Copy out each line in the material below that has the word "text".

╭──

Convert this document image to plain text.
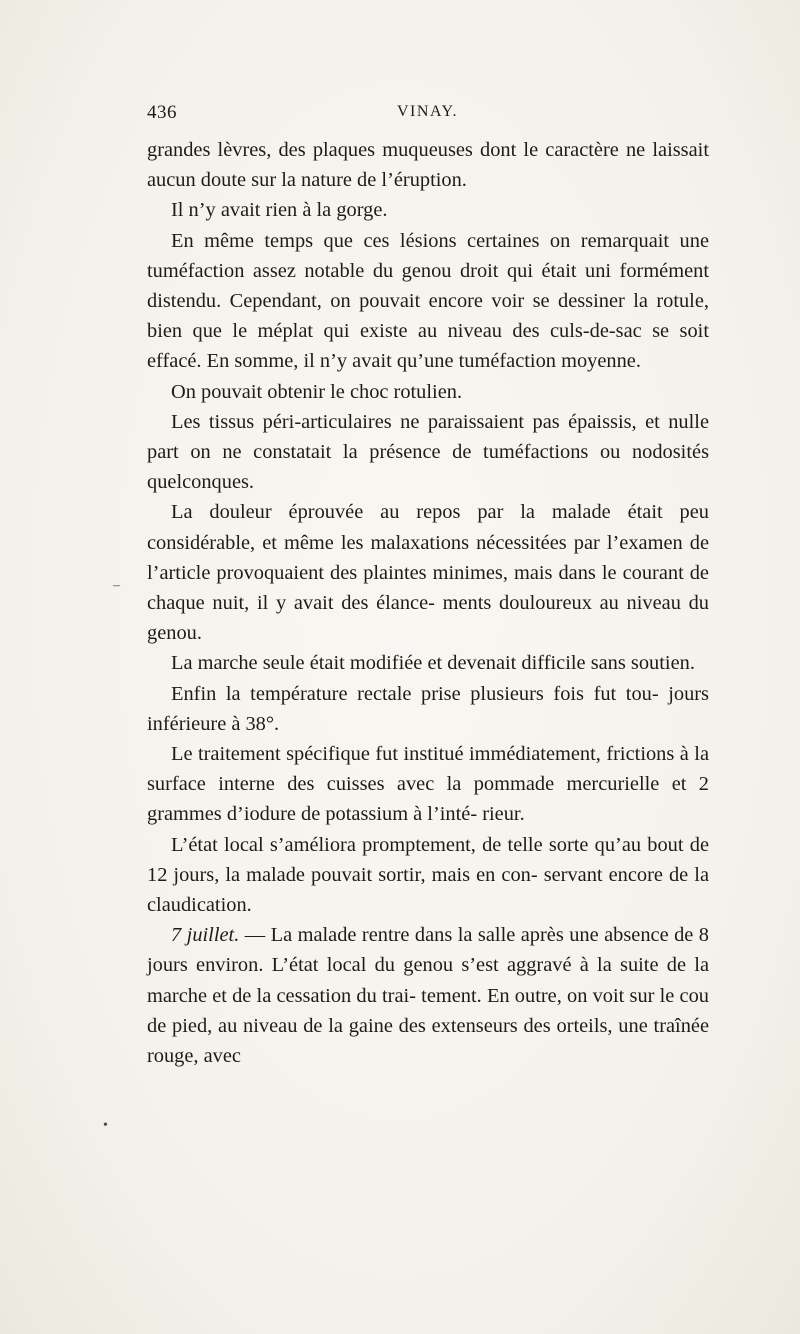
436	VINAY.

grandes lèvres, des plaques muqueuses dont le caractère ne laissait aucun doute sur la nature de l’éruption.

Il n’y avait rien à la gorge.

En même temps que ces lésions certaines on remarquait une tuméfaction assez notable du genou droit qui était uni formément distendu. Cependant, on pouvait encore voir se dessiner la rotule, bien que le méplat qui existe au niveau des culs-de-sac se soit effacé. En somme, il n’y avait qu’une tuméfaction moyenne.

On pouvait obtenir le choc rotulien.

Les tissus péri-articulaires ne paraissaient pas épaissis, et nulle part on ne constatait la présence de tuméfactions ou nodosités quelconques.

La douleur éprouvée au repos par la malade était peu considérable, et même les malaxations nécessitées par l’examen de l’article provoquaient des plaintes minimes, mais dans le courant de chaque nuit, il y avait des élance- ments douloureux au niveau du genou.

La marche seule était modifiée et devenait difficile sans soutien.

Enfin la température rectale prise plusieurs fois fut tou- jours inférieure à 38°.

Le traitement spécifique fut institué immédiatement, frictions à la surface interne des cuisses avec la pommade mercurielle et 2 grammes d’iodure de potassium à l’inté- rieur.

L’état local s’améliora promptement, de telle sorte qu’au bout de 12 jours, la malade pouvait sortir, mais en con- servant encore de la claudication.

7 juillet. — La malade rentre dans la salle après une absence de 8 jours environ. L’état local du genou s’est aggravé à la suite de la marche et de la cessation du trai- tement. En outre, on voit sur le cou de pied, au niveau de la gaine des extenseurs des orteils, une traînée rouge, avec

–
•
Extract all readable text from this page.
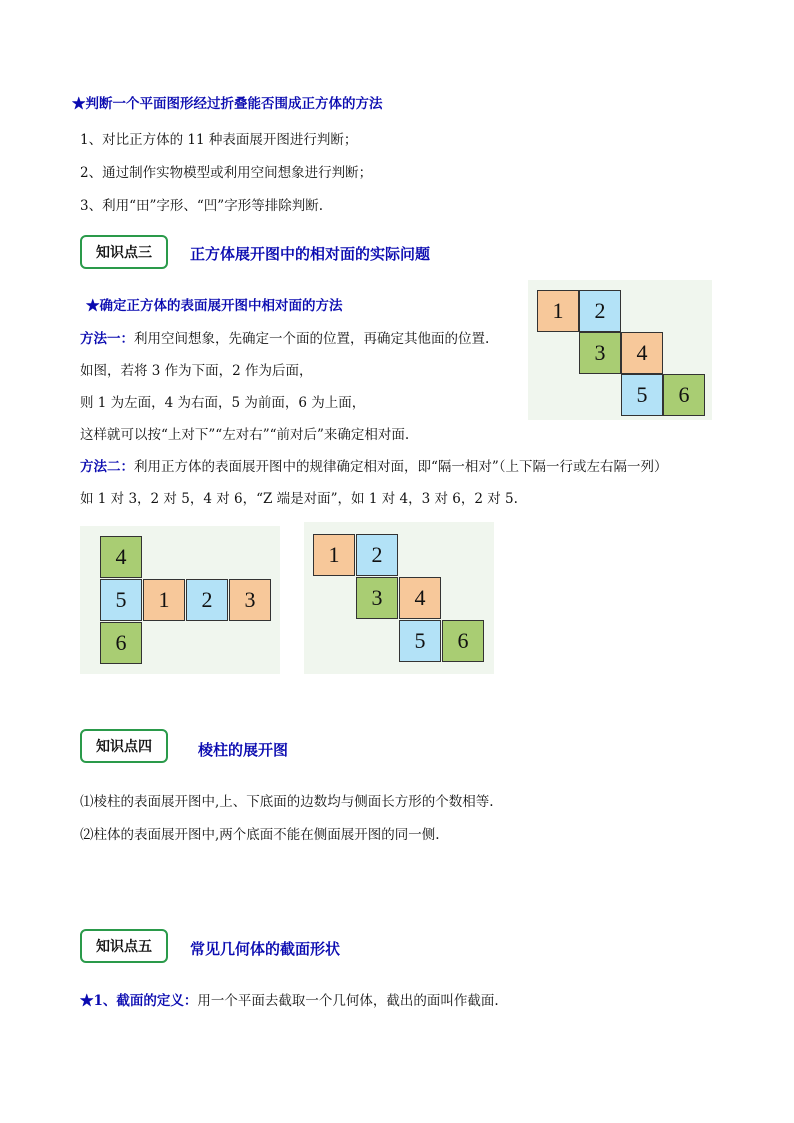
★判断一个平面图形经过折叠能否围成正方体的方法
1、对比正方体的 11 种表面展开图进行判断；
2、通过制作实物模型或利用空间想象进行判断；
3、利用“田”字形、“凹”字形等排除判断.
知识点三	正方体展开图中的相对面的实际问题
★确定正方体的表面展开图中相对面的方法
方法一：利用空间想象，先确定一个面的位置，再确定其他面的位置.
如图，若将 3 作为下面，2 作为后面，
则 1 为左面，4 为右面，5 为前面，6 为上面，
这样就可以按“上对下”“左对右”“前对后”来确定相对面.
方法二：利用正方体的表面展开图中的规律确定相对面，即“隔一相对”（上下隔一行或左右隔一列）
如 1 对 3，2 对 5，4 对 6，“Z 端是对面”，如 1 对 4，3 对 6，2 对 5.
1	2
3	4
5	6
4
5	1	2	3
6
1	2
3	4
5	6
知识点四	棱柱的展开图
⑴棱柱的表面展开图中,上、下底面的边数均与侧面长方形的个数相等.
⑵柱体的表面展开图中,两个底面不能在侧面展开图的同一侧.
知识点五	常见几何体的截面形状
★1、截面的定义：用一个平面去截取一个几何体，截出的面叫作截面.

╰──

_Output_
Convert this document image to plain text.
Extract all readable text from this page.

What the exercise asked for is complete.